Take down each entry exactly as written.
========
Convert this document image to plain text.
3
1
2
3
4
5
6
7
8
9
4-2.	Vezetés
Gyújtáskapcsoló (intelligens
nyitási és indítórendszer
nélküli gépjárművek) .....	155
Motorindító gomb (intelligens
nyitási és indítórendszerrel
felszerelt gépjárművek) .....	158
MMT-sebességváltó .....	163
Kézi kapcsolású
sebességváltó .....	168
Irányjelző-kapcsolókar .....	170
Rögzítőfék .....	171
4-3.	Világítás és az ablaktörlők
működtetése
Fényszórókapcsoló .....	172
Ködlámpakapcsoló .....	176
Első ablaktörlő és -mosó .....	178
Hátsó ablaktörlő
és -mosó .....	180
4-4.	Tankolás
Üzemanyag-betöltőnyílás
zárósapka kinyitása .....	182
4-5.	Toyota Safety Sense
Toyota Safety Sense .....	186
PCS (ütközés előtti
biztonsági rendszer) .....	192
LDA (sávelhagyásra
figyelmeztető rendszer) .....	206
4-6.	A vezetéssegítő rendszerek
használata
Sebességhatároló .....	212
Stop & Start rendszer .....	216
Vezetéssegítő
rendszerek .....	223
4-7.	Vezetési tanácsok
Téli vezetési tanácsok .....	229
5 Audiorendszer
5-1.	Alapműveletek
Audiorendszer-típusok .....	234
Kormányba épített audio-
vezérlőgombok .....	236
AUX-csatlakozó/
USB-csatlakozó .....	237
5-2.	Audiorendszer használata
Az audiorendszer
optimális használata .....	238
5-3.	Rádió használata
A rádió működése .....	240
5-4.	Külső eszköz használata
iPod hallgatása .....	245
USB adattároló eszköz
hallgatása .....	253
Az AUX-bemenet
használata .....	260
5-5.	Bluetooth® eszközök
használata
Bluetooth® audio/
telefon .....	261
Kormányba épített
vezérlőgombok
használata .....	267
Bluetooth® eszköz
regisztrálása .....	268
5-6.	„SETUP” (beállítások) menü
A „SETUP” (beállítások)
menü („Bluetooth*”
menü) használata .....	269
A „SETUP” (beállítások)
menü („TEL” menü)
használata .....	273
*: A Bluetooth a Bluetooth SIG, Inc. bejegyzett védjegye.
========
#### Task response
Convert this document image to plain text.
3
1
2
3
4
5
6
7
8
9
4-2.	Vezetés
Gyújtáskapcsoló (intelligens
nyitási és indítórendszer
nélküli gépjárművek) .....	155
Motorindító gomb (intelligens
nyitási és indítórendszerrel
felszerelt gépjárművek) .....	158
MMT-sebességváltó .....	163
Kézi kapcsolású
sebességváltó .....	168
Irányjelző-kapcsolókar .....	170
Rögzítőfék .....	171
4-3.	Világítás és az ablaktörlők
működtetése
Fényszórókapcsoló .....	172
Ködlámpakapcsoló .....	176
Első ablaktörlő és -mosó .....	178
Hátsó ablaktörlő
és -mosó .....	180
4-4.	Tankolás
Üzemanyag-betöltőnyílás
zárósapka kinyitása .....	182
4-5.	Toyota Safety Sense
Toyota Safety Sense .....	186
PCS (ütközés előtti
biztonsági rendszer) .....	192
LDA (sávelhagyásra
figyelmeztető rendszer) .....	206
4-6.	A vezetéssegítő rendszerek
használata
Sebességhatároló .....	212
Stop & Start rendszer .....	216
Vezetéssegítő
rendszerek .....	223
4-7.	Vezetési tanácsok
Téli vezetési tanácsok .....	229
5 Audiorendszer
5-1.	Alapműveletek
Audiorendszer-típusok .....	234
Kormányba épített audio-
vezérlőgombok .....	236
AUX-csatlakozó/
USB-csatlakozó .....	237
5-2.	Audiorendszer használata
Az audiorendszer
optimális használata .....	238
5-3.	Rádió használata
A rádió működése .....	240
5-4.	Külső eszköz használata
iPod hallgatása .....	245
USB adattároló eszköz
hallgatása .....	253
Az AUX-bemenet
használata .....	260
5-5.	Bluetooth® eszközök
használata
Bluetooth® audio/
telefon .....	261
Kormányba épített
vezérlőgombok
használata .....	267
Bluetooth® eszköz
regisztrálása .....	268
5-6.	„SETUP” (beállítások) menü
A „SETUP” (beállítások)
menü („Bluetooth*”
menü) használata .....	269
A „SETUP” (beállítások)
menü („TEL” menü)
használata .....	273
*: A Bluetooth a Bluetooth SIG, Inc. bejegyzett védjegye.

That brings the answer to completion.